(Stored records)
** begin **

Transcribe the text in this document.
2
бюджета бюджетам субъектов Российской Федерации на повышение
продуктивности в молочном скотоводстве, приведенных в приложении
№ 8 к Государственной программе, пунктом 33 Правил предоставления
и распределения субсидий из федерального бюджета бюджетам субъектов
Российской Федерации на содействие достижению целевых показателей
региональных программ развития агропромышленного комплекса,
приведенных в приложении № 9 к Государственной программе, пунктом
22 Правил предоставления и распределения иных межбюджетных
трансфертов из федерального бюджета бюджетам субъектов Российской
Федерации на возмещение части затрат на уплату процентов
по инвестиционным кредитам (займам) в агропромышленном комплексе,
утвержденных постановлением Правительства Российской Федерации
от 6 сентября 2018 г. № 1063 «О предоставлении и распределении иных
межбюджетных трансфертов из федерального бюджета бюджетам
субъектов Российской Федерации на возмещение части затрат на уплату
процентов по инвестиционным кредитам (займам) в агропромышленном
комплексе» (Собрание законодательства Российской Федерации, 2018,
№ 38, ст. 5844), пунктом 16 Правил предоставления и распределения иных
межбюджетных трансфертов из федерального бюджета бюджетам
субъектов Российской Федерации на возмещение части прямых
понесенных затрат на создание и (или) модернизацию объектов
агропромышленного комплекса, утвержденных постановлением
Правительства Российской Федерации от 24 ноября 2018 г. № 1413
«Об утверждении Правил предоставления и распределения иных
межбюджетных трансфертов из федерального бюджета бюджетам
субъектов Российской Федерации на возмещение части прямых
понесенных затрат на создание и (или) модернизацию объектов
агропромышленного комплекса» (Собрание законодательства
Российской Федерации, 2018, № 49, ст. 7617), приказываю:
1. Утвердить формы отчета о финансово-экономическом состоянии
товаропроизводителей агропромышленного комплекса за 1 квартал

** end **

Please repeat all the records above exactly as they appear.

Transcribe the text in this document.
2
бюджета бюджетам субъектов Российской Федерации на повышение
продуктивности в молочном скотоводстве, приведенных в приложении
№ 8 к Государственной программе, пунктом 33 Правил предоставления
и распределения субсидий из федерального бюджета бюджетам субъектов
Российской Федерации на содействие достижению целевых показателей
региональных программ развития агропромышленного комплекса,
приведенных в приложении № 9 к Государственной программе, пунктом
22 Правил предоставления и распределения иных межбюджетных
трансфертов из федерального бюджета бюджетам субъектов Российской
Федерации на возмещение части затрат на уплату процентов
по инвестиционным кредитам (займам) в агропромышленном комплексе,
утвержденных постановлением Правительства Российской Федерации
от 6 сентября 2018 г. № 1063 «О предоставлении и распределении иных
межбюджетных трансфертов из федерального бюджета бюджетам
субъектов Российской Федерации на возмещение части затрат на уплату
процентов по инвестиционным кредитам (займам) в агропромышленном
комплексе» (Собрание законодательства Российской Федерации, 2018,
№ 38, ст. 5844), пунктом 16 Правил предоставления и распределения иных
межбюджетных трансфертов из федерального бюджета бюджетам
субъектов Российской Федерации на возмещение части прямых
понесенных затрат на создание и (или) модернизацию объектов
агропромышленного комплекса, утвержденных постановлением
Правительства Российской Федерации от 24 ноября 2018 г. № 1413
«Об утверждении Правил предоставления и распределения иных
межбюджетных трансфертов из федерального бюджета бюджетам
субъектов Российской Федерации на возмещение части прямых
понесенных затрат на создание и (или) модернизацию объектов
агропромышленного комплекса» (Собрание законодательства
Российской Федерации, 2018, № 49, ст. 7617), приказываю:
1. Утвердить формы отчета о финансово-экономическом состоянии
товаропроизводителей агропромышленного комплекса за 1 квартал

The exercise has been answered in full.